* BEGIN Dataset content *

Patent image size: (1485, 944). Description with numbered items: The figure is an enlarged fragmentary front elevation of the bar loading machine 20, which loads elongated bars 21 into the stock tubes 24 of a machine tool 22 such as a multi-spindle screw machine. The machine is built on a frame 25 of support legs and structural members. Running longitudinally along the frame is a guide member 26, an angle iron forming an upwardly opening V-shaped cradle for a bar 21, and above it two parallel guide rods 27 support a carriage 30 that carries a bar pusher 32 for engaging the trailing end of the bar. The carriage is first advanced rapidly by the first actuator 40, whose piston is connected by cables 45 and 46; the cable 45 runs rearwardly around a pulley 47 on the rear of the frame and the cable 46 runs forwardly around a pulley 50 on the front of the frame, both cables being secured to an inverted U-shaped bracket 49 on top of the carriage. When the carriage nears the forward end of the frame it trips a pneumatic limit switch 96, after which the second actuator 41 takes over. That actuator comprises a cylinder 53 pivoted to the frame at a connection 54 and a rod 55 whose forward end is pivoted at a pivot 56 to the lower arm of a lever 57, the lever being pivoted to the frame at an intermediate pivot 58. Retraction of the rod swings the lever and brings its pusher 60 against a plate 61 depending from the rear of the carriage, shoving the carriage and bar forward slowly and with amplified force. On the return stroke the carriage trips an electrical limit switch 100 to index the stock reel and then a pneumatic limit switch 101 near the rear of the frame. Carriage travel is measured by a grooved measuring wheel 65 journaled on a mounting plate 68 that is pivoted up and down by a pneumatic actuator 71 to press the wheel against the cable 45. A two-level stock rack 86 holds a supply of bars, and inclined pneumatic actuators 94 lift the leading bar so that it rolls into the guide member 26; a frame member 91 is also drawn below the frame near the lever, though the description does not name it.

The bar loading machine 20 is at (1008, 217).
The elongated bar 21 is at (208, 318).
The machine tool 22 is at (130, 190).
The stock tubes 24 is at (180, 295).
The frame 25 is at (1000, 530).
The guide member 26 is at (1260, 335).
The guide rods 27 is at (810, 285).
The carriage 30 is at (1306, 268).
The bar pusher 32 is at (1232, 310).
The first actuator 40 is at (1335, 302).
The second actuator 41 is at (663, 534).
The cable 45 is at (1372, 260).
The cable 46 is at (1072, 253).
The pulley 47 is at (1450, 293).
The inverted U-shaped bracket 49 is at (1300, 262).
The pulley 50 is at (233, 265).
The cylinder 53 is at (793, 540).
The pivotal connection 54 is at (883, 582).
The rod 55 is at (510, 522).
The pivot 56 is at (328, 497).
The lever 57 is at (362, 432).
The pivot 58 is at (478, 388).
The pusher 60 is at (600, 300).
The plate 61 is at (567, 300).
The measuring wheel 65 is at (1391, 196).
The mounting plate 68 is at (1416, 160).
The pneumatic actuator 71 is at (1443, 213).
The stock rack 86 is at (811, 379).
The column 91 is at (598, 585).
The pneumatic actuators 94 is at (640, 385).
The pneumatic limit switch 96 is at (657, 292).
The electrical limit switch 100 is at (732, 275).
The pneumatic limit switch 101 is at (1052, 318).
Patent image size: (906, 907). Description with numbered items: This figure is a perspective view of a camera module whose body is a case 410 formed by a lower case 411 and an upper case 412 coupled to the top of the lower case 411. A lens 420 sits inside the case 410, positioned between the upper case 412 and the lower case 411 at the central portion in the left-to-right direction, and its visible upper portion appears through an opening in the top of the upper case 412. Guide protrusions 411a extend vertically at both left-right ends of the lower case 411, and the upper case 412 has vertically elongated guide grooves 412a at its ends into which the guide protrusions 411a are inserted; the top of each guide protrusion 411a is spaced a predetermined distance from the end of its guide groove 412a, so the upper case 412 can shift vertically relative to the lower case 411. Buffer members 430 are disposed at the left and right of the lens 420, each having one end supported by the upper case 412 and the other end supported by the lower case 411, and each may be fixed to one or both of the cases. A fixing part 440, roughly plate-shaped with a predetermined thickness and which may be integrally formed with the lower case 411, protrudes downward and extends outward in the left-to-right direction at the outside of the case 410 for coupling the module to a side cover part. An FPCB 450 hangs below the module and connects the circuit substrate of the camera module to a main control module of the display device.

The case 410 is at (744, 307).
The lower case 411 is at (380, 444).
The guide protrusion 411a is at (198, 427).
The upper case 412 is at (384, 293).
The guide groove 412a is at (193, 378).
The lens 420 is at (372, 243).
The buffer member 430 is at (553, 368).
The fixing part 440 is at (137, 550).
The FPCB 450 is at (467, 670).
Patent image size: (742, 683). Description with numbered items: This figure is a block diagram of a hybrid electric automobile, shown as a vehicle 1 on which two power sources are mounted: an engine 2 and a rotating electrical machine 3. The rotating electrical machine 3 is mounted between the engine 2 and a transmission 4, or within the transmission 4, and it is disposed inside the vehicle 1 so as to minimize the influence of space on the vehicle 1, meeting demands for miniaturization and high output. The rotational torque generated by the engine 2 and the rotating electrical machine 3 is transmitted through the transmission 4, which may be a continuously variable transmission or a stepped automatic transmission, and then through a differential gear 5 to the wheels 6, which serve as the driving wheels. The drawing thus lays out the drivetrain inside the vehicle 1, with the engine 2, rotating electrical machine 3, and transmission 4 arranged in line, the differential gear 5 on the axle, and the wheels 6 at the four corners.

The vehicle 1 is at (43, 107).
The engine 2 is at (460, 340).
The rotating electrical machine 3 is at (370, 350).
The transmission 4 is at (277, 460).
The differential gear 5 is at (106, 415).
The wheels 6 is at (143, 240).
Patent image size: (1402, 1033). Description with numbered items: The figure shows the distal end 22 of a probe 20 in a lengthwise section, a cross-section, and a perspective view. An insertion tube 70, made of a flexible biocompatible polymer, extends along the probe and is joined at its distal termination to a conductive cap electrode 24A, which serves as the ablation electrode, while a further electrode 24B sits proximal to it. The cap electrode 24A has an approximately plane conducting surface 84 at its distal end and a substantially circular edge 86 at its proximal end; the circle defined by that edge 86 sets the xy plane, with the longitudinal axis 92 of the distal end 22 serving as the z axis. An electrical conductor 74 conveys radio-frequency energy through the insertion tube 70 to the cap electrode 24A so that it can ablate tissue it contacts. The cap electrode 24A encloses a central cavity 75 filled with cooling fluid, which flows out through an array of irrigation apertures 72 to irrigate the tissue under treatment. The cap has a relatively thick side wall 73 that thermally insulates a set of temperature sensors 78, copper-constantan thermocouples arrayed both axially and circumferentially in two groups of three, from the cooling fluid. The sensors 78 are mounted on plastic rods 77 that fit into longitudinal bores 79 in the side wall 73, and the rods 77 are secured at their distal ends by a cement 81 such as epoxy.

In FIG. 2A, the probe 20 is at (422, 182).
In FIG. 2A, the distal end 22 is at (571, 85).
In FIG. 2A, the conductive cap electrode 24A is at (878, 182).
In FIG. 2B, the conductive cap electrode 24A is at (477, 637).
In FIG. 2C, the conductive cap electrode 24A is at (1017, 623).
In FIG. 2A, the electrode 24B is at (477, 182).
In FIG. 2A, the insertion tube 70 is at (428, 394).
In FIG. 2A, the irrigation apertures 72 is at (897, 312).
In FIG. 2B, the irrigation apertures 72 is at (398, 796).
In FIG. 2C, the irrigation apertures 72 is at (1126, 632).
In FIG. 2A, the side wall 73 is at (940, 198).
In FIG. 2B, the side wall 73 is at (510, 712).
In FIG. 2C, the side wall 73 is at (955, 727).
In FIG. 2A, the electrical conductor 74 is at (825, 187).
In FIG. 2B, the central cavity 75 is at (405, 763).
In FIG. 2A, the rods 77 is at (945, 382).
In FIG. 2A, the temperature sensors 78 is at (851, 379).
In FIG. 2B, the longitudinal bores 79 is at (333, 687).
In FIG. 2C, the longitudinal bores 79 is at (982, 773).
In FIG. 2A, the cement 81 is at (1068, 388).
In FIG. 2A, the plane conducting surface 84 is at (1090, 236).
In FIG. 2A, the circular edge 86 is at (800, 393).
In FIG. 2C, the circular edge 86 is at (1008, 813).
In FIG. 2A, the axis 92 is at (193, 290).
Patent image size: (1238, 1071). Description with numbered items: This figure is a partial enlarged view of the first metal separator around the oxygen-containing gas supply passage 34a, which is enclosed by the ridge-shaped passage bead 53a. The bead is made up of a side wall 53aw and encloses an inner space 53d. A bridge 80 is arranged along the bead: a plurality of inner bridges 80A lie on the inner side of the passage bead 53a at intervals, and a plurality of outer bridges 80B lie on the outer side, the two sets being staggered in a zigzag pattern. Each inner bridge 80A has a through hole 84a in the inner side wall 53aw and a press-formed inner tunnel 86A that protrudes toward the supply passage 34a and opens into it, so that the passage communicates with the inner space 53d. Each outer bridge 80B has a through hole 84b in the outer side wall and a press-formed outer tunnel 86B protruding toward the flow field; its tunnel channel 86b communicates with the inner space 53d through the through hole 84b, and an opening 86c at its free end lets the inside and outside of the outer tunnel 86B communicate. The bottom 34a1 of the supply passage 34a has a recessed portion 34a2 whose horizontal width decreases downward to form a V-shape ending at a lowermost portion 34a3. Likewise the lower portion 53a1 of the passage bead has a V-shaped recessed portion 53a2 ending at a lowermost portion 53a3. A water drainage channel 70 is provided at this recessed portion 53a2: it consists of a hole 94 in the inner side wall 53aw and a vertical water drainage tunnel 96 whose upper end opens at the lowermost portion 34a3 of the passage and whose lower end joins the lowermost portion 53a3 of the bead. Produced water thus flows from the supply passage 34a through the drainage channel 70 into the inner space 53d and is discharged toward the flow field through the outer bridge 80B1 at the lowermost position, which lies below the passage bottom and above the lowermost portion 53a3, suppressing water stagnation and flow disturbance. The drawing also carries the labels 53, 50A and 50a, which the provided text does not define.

* END Dataset content *

▶ _What is expected_
Please copy the lines from the one with "Patent image size: (742, 683)." up to and including the one with "The rotating electrical machine 3 is at" word for word.

▶ _Exercise output_
Patent image size: (742, 683). Description with numbered items: This figure is a block diagram of a hybrid electric automobile, shown as a vehicle 1 on which two power sources are mounted: an engine 2 and a rotating electrical machine 3. The rotating electrical machine 3 is mounted between the engine 2 and a transmission 4, or within the transmission 4, and it is disposed inside the vehicle 1 so as to minimize the influence of space on the vehicle 1, meeting demands for miniaturization and high output. The rotational torque generated by the engine 2 and the rotating electrical machine 3 is transmitted through the transmission 4, which may be a continuously variable transmission or a stepped automatic transmission, and then through a differential gear 5 to the wheels 6, which serve as the driving wheels. The drawing thus lays out the drivetrain inside the vehicle 1, with the engine 2, rotating electrical machine 3, and transmission 4 arranged in line, the differential gear 5 on the axle, and the wheels 6 at the four corners.

The vehicle 1 is at (43, 107).
The engine 2 is at (460, 340).
The rotating electrical machine 3 is at (370, 350).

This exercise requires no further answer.